EXERCISE BRIEF:
Using the data beneath, show every line that includes the word "Direttore".

_ _ _

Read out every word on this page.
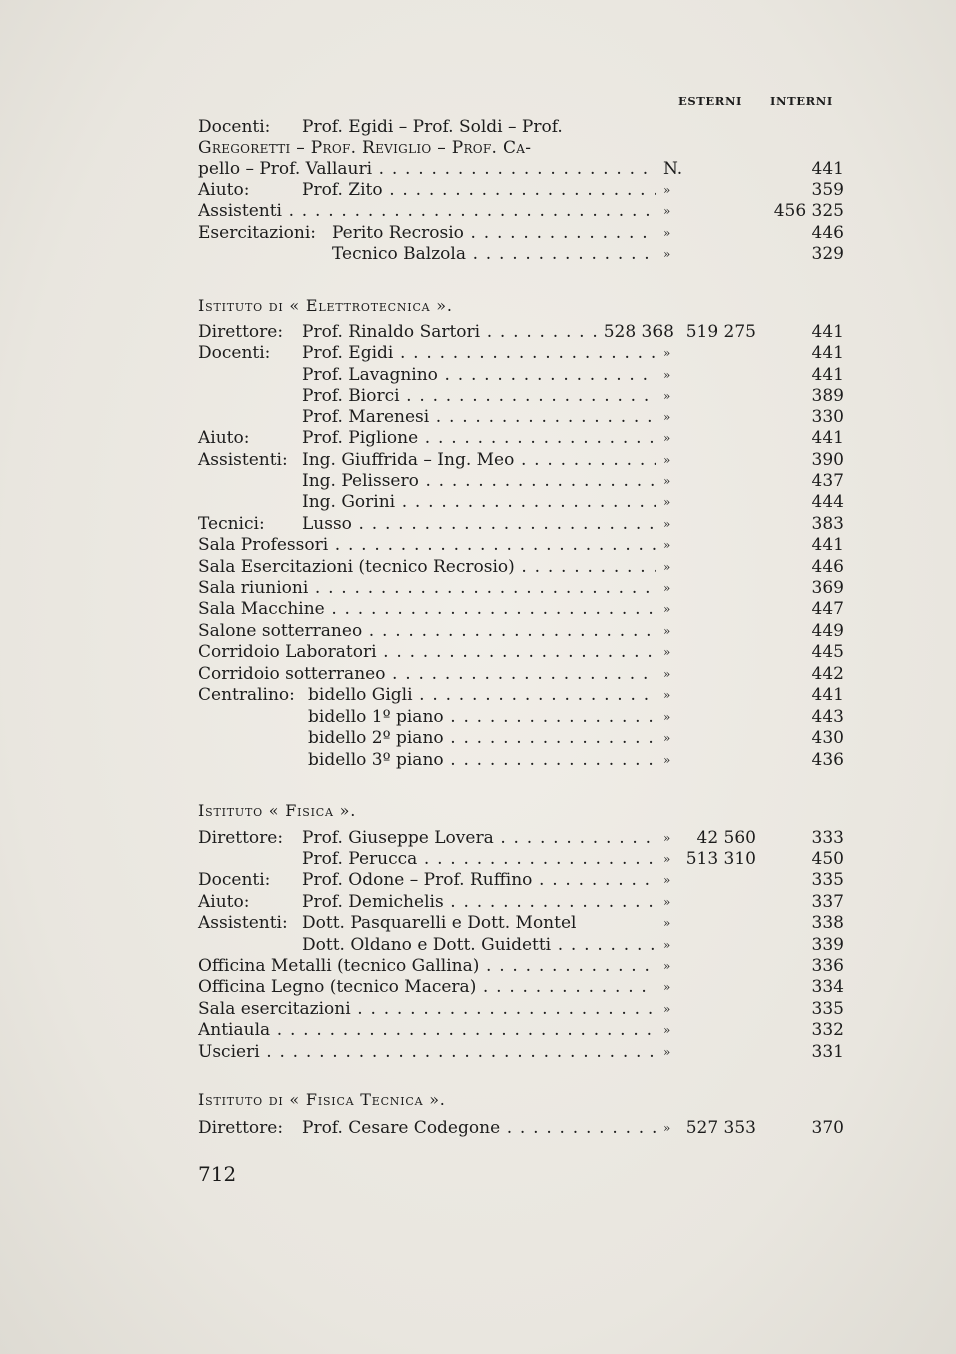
ESTERNI INTERNI
Docenti: Prof. Egidi – Prof. Soldi – Prof.
Gregoretti – Prof. Reviglio – Prof. Ca-
pello – Prof. Vallauri . . .	N.	441
Aiuto:	Prof. Zito . . .	»	359
Assistenti . . .	»	456 325
Esercitazioni: Perito Recrosio . . .	»	446
Tecnico Balzola . . .	»	329
Istituto di « Elettrotecnica ».
Direttore: Prof. Rinaldo Sartori . . .	528 368 519 275	441
Docenti: Prof. Egidi . . .	»	441
Prof. Lavagnino . . .	»	441
Prof. Biorci . . .	»	389
Prof. Marenesi . . .	»	330
Aiuto:	Prof. Piglione . . .	»	441
Assistenti: Ing. Giuffrida – Ing. Meo . . .	»	390
Ing. Pelissero . . .	»	437
Ing. Gorini . . .	»	444
Tecnici: Lusso . . .	»	383
Sala Professori . . .	»	441
Sala Esercitazioni (tecnico Recrosio) . . .	»	446
Sala riunioni . . .	»	369
Sala Macchine . . .	»	447
Salone sotterraneo . . .	»	449
Corridoio Laboratori . . .	»	445
Corridoio sotterraneo . . .	»	442
Centralino: bidello Gigli . . .	»	441
bidello 1º piano . . .	»	443
bidello 2º piano . . .	»	430
bidello 3º piano . . .	»	436
Istituto « Fisica ».
Direttore: Prof. Giuseppe Lovera . . .	» 42 560	333
Prof. Perucca . . .	» 513 310	450
Docenti: Prof. Odone – Prof. Ruffino . . .	»	335
Aiuto:	Prof. Demichelis . . .	»	337
Assistenti: Dott. Pasquarelli e Dott. Montel	»	338
Dott. Oldano e Dott. Guidetti . . .	»	339
Officina Metalli (tecnico Gallina) . . .	»	336
Officina Legno (tecnico Macera) . . .	»	334
Sala esercitazioni . . .	»	335
Antiaula . . .	»	332
Uscieri . . .	»	331
Istituto di « Fisica Tecnica ».
Direttore: Prof. Cesare Codegone . . .	» 527 353	370
712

_ _ _

ANSWER TO THE TASK:
Direttore: Prof. Rinaldo Sartori . . .	528 368 519 275	441
Direttore: Prof. Giuseppe Lovera . . .	» 42 560	333
Direttore: Prof. Cesare Codegone . . .	» 527 353	370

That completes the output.